──────── Records to process ────────

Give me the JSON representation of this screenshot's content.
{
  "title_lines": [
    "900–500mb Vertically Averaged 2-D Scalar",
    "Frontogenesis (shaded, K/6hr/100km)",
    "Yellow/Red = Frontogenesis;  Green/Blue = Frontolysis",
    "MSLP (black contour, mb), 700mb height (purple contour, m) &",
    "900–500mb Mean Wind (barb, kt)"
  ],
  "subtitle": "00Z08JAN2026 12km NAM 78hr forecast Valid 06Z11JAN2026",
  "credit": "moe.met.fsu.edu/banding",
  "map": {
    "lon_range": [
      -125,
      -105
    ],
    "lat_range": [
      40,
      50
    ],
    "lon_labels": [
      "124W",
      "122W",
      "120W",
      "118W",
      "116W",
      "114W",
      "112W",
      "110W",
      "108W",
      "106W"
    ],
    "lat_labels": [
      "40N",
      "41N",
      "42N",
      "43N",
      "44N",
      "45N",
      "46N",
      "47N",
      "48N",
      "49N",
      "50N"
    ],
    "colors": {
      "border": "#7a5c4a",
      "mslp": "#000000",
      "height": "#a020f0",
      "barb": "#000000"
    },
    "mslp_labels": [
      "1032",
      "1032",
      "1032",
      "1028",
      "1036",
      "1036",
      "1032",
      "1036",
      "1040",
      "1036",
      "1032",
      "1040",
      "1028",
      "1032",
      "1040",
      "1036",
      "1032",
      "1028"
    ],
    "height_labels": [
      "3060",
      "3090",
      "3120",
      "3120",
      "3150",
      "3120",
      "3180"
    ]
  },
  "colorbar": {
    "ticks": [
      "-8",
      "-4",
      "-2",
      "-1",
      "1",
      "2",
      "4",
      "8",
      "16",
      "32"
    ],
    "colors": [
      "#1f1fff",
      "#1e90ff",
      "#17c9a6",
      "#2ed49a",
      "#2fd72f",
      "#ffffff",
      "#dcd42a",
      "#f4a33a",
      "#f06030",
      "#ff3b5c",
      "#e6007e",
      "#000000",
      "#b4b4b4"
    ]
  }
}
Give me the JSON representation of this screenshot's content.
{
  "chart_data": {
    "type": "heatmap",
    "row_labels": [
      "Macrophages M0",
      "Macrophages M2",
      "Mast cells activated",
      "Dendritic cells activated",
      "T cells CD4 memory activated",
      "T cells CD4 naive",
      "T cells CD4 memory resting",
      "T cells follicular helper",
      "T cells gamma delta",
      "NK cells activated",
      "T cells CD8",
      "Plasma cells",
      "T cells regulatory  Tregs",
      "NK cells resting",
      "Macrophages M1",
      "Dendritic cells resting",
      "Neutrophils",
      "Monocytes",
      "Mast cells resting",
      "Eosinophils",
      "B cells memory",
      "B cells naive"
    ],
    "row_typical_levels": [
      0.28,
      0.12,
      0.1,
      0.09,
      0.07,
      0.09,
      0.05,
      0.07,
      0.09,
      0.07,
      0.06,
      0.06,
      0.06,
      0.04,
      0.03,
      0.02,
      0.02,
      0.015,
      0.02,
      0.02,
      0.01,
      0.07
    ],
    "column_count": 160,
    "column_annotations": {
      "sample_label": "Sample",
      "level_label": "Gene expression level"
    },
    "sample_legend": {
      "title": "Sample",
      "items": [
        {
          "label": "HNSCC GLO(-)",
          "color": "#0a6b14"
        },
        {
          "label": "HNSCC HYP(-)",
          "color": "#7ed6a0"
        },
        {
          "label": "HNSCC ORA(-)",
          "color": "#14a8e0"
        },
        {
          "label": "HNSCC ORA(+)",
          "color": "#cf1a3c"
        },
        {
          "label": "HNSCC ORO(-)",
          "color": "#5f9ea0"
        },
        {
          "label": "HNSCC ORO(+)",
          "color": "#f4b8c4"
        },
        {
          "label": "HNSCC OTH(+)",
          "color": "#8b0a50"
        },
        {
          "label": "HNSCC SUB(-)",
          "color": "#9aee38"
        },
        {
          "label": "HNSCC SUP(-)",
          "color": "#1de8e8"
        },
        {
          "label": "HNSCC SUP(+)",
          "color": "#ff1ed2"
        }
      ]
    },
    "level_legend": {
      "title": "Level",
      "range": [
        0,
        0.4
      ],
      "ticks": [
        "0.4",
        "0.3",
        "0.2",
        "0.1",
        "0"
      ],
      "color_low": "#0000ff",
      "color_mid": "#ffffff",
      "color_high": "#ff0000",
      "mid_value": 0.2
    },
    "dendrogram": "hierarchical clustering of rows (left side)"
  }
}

────────

> [Activity]: Write out the full listing, keeping every line exactly as it is.

> [Answer]:
Give me the JSON representation of this screenshot's content.
{
  "title_lines": [
    "900–500mb Vertically Averaged 2-D Scalar",
    "Frontogenesis (shaded, K/6hr/100km)",
    "Yellow/Red = Frontogenesis;  Green/Blue = Frontolysis",
    "MSLP (black contour, mb), 700mb height (purple contour, m) &",
    "900–500mb Mean Wind (barb, kt)"
  ],
  "subtitle": "00Z08JAN2026 12km NAM 78hr forecast Valid 06Z11JAN2026",
  "credit": "moe.met.fsu.edu/banding",
  "map": {
    "lon_range": [
      -125,
      -105
    ],
    "lat_range": [
      40,
      50
    ],
    "lon_labels": [
      "124W",
      "122W",
      "120W",
      "118W",
      "116W",
      "114W",
      "112W",
      "110W",
      "108W",
      "106W"
    ],
    "lat_labels": [
      "40N",
      "41N",
      "42N",
      "43N",
      "44N",
      "45N",
      "46N",
      "47N",
      "48N",
      "49N",
      "50N"
    ],
    "colors": {
      "border": "#7a5c4a",
      "mslp": "#000000",
      "height": "#a020f0",
      "barb": "#000000"
    },
    "mslp_labels": [
      "1032",
      "1032",
      "1032",
      "1028",
      "1036",
      "1036",
      "1032",
      "1036",
      "1040",
      "1036",
      "1032",
      "1040",
      "1028",
      "1032",
      "1040",
      "1036",
      "1032",
      "1028"
    ],
    "height_labels": [
      "3060",
      "3090",
      "3120",
      "3120",
      "3150",
      "3120",
      "3180"
    ]
  },
  "colorbar": {
    "ticks": [
      "-8",
      "-4",
      "-2",
      "-1",
      "1",
      "2",
      "4",
      "8",
      "16",
      "32"
    ],
    "colors": [
      "#1f1fff",
      "#1e90ff",
      "#17c9a6",
      "#2ed49a",
      "#2fd72f",
      "#ffffff",
      "#dcd42a",
      "#f4a33a",
      "#f06030",
      "#ff3b5c",
      "#e6007e",
      "#000000",
      "#b4b4b4"
    ]
  }
}
Give me the JSON representation of this screenshot's content.
{
  "chart_data": {
    "type": "heatmap",
    "row_labels": [
      "Macrophages M0",
      "Macrophages M2",
      "Mast cells activated",
      "Dendritic cells activated",
      "T cells CD4 memory activated",
      "T cells CD4 naive",
      "T cells CD4 memory resting",
      "T cells follicular helper",
      "T cells gamma delta",
      "NK cells activated",
      "T cells CD8",
      "Plasma cells",
      "T cells regulatory  Tregs",
      "NK cells resting",
      "Macrophages M1",
      "Dendritic cells resting",
      "Neutrophils",
      "Monocytes",
      "Mast cells resting",
      "Eosinophils",
      "B cells memory",
      "B cells naive"
    ],
    "row_typical_levels": [
      0.28,
      0.12,
      0.1,
      0.09,
      0.07,
      0.09,
      0.05,
      0.07,
      0.09,
      0.07,
      0.06,
      0.06,
      0.06,
      0.04,
      0.03,
      0.02,
      0.02,
      0.015,
      0.02,
      0.02,
      0.01,
      0.07
    ],
    "column_count": 160,
    "column_annotations": {
      "sample_label": "Sample",
      "level_label": "Gene expression level"
    },
    "sample_legend": {
      "title": "Sample",
      "items": [
        {
          "label": "HNSCC GLO(-)",
          "color": "#0a6b14"
        },
        {
          "label": "HNSCC HYP(-)",
          "color": "#7ed6a0"
        },
        {
          "label": "HNSCC ORA(-)",
          "color": "#14a8e0"
        },
        {
          "label": "HNSCC ORA(+)",
          "color": "#cf1a3c"
        },
        {
          "label": "HNSCC ORO(-)",
          "color": "#5f9ea0"
        },
        {
          "label": "HNSCC ORO(+)",
          "color": "#f4b8c4"
        },
        {
          "label": "HNSCC OTH(+)",
          "color": "#8b0a50"
        },
        {
          "label": "HNSCC SUB(-)",
          "color": "#9aee38"
        },
        {
          "label": "HNSCC SUP(-)",
          "color": "#1de8e8"
        },
        {
          "label": "HNSCC SUP(+)",
          "color": "#ff1ed2"
        }
      ]
    },
    "level_legend": {
      "title": "Level",
      "range": [
        0,
        0.4
      ],
      "ticks": [
        "0.4",
        "0.3",
        "0.2",
        "0.1",
        "0"
      ],
      "color_low": "#0000ff",
      "color_mid": "#ffffff",
      "color_high": "#ff0000",
      "mid_value": 0.2
    },
    "dendrogram": "hierarchical clustering of rows (left side)"
  }
}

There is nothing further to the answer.